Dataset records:
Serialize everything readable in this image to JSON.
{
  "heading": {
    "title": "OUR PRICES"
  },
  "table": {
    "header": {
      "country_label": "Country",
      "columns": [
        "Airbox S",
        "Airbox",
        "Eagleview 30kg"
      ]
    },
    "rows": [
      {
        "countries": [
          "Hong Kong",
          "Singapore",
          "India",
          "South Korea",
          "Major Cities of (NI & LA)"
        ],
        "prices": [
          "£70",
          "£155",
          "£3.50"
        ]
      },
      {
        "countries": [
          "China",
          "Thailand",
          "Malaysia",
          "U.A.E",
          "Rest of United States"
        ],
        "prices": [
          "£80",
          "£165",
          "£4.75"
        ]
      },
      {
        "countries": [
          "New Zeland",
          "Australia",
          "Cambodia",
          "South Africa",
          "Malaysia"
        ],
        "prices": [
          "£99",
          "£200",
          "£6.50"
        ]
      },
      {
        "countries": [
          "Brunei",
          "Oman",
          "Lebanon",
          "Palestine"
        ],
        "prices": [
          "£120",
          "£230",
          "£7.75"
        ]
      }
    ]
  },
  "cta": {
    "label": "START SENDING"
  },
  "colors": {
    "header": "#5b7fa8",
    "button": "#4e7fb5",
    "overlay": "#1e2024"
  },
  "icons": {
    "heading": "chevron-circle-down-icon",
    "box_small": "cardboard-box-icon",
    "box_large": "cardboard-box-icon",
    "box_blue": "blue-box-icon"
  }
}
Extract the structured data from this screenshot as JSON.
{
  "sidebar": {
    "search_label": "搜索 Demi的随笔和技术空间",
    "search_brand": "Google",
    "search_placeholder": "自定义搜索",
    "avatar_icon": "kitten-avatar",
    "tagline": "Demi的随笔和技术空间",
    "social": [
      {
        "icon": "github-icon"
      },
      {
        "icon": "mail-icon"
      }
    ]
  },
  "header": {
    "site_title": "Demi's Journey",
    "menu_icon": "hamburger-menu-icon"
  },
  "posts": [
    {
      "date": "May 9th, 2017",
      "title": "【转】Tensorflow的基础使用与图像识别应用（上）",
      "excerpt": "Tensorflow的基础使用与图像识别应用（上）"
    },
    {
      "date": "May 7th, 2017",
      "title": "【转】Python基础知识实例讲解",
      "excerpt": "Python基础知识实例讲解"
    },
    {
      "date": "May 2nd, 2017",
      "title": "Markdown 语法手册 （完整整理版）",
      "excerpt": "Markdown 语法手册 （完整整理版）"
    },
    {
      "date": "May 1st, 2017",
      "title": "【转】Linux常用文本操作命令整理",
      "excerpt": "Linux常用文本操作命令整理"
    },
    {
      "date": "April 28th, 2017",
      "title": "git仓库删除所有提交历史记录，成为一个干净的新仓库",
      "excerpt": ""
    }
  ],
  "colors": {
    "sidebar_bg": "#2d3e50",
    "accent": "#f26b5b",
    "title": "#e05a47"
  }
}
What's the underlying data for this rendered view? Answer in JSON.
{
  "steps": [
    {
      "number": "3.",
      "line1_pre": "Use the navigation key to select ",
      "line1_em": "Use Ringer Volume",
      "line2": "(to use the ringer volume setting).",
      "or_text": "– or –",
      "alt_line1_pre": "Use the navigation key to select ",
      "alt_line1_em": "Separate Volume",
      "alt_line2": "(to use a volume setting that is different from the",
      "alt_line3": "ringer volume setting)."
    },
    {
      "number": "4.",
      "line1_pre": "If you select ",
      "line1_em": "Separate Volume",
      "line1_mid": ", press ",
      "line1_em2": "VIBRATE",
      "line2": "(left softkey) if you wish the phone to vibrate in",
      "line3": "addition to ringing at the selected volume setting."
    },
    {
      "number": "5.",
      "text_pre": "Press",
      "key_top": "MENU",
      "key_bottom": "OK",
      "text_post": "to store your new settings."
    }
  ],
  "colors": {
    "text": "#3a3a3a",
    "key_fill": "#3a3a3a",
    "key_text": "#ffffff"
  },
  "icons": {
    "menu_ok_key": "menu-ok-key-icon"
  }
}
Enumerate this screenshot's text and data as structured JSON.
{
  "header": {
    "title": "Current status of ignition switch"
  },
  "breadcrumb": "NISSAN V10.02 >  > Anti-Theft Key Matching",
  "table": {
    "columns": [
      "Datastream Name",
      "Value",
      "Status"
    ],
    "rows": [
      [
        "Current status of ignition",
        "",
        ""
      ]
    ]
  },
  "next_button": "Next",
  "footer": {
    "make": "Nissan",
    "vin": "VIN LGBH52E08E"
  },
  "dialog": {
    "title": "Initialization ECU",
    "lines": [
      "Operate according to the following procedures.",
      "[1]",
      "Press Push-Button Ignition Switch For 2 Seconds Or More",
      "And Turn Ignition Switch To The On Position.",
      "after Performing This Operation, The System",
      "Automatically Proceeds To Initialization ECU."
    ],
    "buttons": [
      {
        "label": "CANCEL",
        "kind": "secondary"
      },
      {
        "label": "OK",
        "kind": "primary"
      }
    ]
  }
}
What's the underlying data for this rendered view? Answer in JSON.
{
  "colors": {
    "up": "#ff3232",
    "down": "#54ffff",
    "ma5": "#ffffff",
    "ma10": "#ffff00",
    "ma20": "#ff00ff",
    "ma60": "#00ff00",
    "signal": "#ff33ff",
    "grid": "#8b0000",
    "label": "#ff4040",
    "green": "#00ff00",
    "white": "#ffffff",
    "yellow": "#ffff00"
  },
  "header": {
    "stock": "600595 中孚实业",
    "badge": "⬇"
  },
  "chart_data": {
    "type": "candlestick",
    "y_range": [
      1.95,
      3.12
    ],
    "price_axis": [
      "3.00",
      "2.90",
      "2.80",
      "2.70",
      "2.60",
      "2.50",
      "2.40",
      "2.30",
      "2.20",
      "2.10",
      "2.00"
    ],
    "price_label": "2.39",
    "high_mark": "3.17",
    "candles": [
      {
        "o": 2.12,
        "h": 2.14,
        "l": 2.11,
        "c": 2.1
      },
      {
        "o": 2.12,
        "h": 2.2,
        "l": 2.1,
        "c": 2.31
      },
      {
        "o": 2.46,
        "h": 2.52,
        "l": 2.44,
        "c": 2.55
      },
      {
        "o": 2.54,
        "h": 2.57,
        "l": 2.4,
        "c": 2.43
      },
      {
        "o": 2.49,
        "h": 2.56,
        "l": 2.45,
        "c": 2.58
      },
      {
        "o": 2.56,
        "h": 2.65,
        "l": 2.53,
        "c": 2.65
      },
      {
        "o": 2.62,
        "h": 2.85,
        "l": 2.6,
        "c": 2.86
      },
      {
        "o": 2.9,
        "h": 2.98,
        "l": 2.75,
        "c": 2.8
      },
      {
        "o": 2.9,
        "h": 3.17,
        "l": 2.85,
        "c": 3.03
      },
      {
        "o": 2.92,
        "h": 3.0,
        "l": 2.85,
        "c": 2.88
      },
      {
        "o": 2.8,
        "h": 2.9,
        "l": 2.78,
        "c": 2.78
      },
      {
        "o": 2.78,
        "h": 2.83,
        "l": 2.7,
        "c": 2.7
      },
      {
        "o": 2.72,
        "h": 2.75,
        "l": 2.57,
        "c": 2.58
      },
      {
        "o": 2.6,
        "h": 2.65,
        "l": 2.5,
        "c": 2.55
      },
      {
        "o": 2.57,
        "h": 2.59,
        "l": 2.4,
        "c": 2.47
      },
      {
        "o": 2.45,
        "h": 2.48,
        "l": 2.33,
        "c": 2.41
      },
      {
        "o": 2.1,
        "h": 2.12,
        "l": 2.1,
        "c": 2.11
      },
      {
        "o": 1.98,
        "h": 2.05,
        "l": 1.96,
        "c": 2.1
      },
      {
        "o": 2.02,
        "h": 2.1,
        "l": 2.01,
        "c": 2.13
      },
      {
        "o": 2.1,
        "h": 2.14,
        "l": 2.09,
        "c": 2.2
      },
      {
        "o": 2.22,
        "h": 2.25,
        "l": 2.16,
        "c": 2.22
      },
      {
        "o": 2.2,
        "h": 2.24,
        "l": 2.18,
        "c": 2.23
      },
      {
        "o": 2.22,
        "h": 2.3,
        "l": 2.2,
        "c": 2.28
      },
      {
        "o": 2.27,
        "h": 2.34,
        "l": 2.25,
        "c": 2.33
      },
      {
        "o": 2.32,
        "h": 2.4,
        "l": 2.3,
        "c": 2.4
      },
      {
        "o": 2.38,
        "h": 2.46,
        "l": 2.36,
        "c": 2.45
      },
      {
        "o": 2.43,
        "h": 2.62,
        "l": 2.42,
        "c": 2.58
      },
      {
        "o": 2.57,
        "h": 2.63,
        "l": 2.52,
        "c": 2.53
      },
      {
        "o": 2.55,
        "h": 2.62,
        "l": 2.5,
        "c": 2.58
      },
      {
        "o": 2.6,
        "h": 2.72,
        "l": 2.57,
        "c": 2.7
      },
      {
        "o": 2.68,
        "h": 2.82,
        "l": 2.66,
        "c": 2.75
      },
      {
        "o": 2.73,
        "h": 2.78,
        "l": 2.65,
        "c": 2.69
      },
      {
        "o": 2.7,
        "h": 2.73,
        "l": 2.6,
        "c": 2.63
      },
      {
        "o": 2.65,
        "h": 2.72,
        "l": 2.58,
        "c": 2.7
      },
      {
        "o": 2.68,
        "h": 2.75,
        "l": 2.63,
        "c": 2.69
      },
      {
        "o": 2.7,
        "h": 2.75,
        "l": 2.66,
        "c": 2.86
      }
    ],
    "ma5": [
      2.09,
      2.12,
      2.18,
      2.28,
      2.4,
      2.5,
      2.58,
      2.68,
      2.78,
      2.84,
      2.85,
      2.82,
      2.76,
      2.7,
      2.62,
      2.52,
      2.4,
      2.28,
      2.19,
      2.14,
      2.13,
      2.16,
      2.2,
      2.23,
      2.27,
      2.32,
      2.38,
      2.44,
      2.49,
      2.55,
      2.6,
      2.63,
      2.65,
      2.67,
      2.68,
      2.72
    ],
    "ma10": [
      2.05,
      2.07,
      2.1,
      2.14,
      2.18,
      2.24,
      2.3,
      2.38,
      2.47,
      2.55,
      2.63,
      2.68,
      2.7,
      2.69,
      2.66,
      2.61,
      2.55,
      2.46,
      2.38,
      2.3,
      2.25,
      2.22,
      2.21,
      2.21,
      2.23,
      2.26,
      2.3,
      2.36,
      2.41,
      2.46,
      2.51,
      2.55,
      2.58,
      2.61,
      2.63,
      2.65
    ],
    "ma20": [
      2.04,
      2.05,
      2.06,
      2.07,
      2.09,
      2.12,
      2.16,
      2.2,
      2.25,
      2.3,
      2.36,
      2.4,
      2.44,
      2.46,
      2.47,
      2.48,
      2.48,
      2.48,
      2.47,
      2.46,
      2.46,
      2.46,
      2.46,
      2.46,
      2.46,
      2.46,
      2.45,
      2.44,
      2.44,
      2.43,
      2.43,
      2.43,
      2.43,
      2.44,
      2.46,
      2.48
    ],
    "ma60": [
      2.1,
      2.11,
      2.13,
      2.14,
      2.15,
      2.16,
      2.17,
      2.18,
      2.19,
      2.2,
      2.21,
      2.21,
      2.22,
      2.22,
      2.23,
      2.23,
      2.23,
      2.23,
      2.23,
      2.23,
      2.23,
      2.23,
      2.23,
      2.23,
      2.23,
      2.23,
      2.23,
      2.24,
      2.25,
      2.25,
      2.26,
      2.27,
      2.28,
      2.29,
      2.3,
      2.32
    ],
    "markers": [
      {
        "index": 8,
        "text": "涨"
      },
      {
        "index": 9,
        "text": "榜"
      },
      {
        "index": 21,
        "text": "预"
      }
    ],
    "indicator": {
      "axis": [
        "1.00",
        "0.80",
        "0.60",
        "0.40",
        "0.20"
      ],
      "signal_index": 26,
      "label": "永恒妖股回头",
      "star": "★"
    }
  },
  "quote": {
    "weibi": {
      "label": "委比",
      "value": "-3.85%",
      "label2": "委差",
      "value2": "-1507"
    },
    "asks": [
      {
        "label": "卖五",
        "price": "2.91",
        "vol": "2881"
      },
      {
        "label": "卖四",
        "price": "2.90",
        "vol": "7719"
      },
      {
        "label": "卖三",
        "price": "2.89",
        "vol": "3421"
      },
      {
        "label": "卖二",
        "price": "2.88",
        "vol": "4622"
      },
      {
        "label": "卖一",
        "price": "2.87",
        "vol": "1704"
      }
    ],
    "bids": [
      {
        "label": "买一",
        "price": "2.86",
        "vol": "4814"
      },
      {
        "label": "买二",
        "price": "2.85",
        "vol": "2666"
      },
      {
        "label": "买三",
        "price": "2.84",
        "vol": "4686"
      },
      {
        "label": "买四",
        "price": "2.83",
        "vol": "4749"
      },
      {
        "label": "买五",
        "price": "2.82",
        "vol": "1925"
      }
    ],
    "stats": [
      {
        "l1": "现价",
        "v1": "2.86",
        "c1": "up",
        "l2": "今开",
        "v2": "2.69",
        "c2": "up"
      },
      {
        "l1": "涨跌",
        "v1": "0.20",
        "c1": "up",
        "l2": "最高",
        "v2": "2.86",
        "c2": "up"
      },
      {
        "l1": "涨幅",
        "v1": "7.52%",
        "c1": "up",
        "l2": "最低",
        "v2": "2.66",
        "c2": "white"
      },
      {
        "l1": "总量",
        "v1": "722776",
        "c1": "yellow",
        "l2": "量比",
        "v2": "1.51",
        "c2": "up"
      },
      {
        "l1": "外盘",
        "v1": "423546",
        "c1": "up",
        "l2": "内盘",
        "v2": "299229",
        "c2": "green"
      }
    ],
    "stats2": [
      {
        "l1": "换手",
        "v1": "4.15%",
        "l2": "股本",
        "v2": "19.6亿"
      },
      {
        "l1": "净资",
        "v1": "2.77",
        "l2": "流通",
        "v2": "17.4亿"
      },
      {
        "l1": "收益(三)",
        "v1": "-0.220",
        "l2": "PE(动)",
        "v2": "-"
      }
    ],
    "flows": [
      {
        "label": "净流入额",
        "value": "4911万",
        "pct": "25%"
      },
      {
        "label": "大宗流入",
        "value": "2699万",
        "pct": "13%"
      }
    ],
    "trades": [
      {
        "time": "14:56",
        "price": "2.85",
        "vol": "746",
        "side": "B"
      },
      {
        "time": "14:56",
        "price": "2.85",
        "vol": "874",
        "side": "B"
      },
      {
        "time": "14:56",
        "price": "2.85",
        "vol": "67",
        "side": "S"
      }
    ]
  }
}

**Request:** Which lines in the records above contain the string "cardboard"? Copy each one.

**Worked solution:**
    "box_small": "cardboard-box-icon",
    "box_large": "cardboard-box-icon",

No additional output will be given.